## EXERCISE REQUIREMENTS
The data below should be restated word for word, with every picture omitted.

## RECORDED DATA
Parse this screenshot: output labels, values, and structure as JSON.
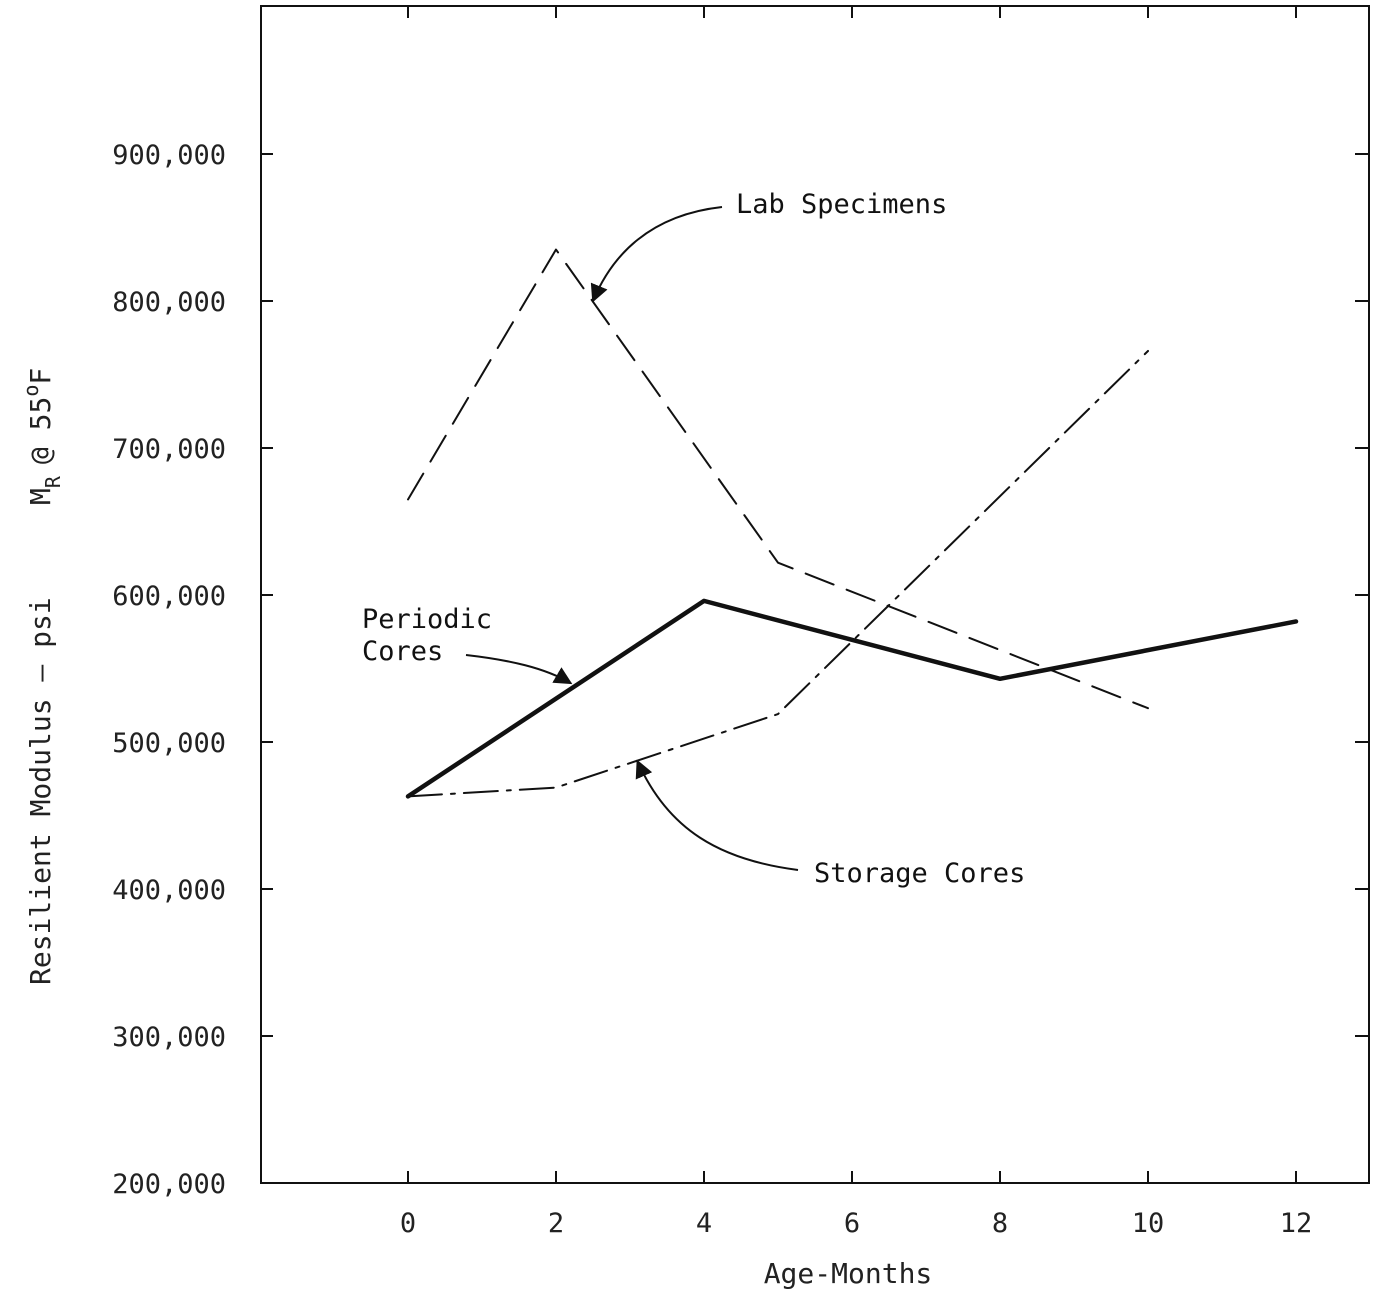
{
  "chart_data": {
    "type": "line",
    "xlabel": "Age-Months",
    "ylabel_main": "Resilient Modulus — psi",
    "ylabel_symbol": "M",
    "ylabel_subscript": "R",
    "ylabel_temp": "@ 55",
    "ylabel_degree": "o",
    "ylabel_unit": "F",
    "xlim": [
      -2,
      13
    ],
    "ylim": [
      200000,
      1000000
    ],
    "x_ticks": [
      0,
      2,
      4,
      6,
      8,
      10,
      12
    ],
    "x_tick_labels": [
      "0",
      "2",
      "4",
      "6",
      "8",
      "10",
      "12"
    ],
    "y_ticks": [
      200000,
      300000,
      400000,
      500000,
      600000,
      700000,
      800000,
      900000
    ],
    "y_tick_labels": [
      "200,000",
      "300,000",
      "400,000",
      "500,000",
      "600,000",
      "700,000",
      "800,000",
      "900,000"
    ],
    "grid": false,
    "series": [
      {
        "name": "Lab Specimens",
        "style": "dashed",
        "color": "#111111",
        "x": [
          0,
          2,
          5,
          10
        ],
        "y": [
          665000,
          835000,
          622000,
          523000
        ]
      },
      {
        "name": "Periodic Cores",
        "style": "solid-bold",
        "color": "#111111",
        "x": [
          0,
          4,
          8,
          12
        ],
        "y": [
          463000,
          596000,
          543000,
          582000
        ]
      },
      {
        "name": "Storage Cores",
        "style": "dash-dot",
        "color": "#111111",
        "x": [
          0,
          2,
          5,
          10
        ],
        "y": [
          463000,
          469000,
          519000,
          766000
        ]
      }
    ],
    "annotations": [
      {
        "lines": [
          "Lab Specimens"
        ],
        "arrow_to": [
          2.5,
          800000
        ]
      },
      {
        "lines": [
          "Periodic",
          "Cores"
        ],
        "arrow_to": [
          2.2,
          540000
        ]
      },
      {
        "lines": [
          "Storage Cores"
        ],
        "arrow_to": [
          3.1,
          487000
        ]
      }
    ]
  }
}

## EXPECTED ANSWER
Parse this screenshot: output labels, values, and structure as JSON.
{
  "chart_data": {
    "type": "line",
    "xlabel": "Age-Months",
    "ylabel_main": "Resilient Modulus — psi",
    "ylabel_symbol": "M",
    "ylabel_subscript": "R",
    "ylabel_temp": "@ 55",
    "ylabel_degree": "o",
    "ylabel_unit": "F",
    "xlim": [
      -2,
      13
    ],
    "ylim": [
      200000,
      1000000
    ],
    "x_ticks": [
      0,
      2,
      4,
      6,
      8,
      10,
      12
    ],
    "x_tick_labels": [
      "0",
      "2",
      "4",
      "6",
      "8",
      "10",
      "12"
    ],
    "y_ticks": [
      200000,
      300000,
      400000,
      500000,
      600000,
      700000,
      800000,
      900000
    ],
    "y_tick_labels": [
      "200,000",
      "300,000",
      "400,000",
      "500,000",
      "600,000",
      "700,000",
      "800,000",
      "900,000"
    ],
    "grid": false,
    "series": [
      {
        "name": "Lab Specimens",
        "style": "dashed",
        "color": "#111111",
        "x": [
          0,
          2,
          5,
          10
        ],
        "y": [
          665000,
          835000,
          622000,
          523000
        ]
      },
      {
        "name": "Periodic Cores",
        "style": "solid-bold",
        "color": "#111111",
        "x": [
          0,
          4,
          8,
          12
        ],
        "y": [
          463000,
          596000,
          543000,
          582000
        ]
      },
      {
        "name": "Storage Cores",
        "style": "dash-dot",
        "color": "#111111",
        "x": [
          0,
          2,
          5,
          10
        ],
        "y": [
          463000,
          469000,
          519000,
          766000
        ]
      }
    ],
    "annotations": [
      {
        "lines": [
          "Lab Specimens"
        ],
        "arrow_to": [
          2.5,
          800000
        ]
      },
      {
        "lines": [
          "Periodic",
          "Cores"
        ],
        "arrow_to": [
          2.2,
          540000
        ]
      },
      {
        "lines": [
          "Storage Cores"
        ],
        "arrow_to": [
          3.1,
          487000
        ]
      }
    ]
  }
}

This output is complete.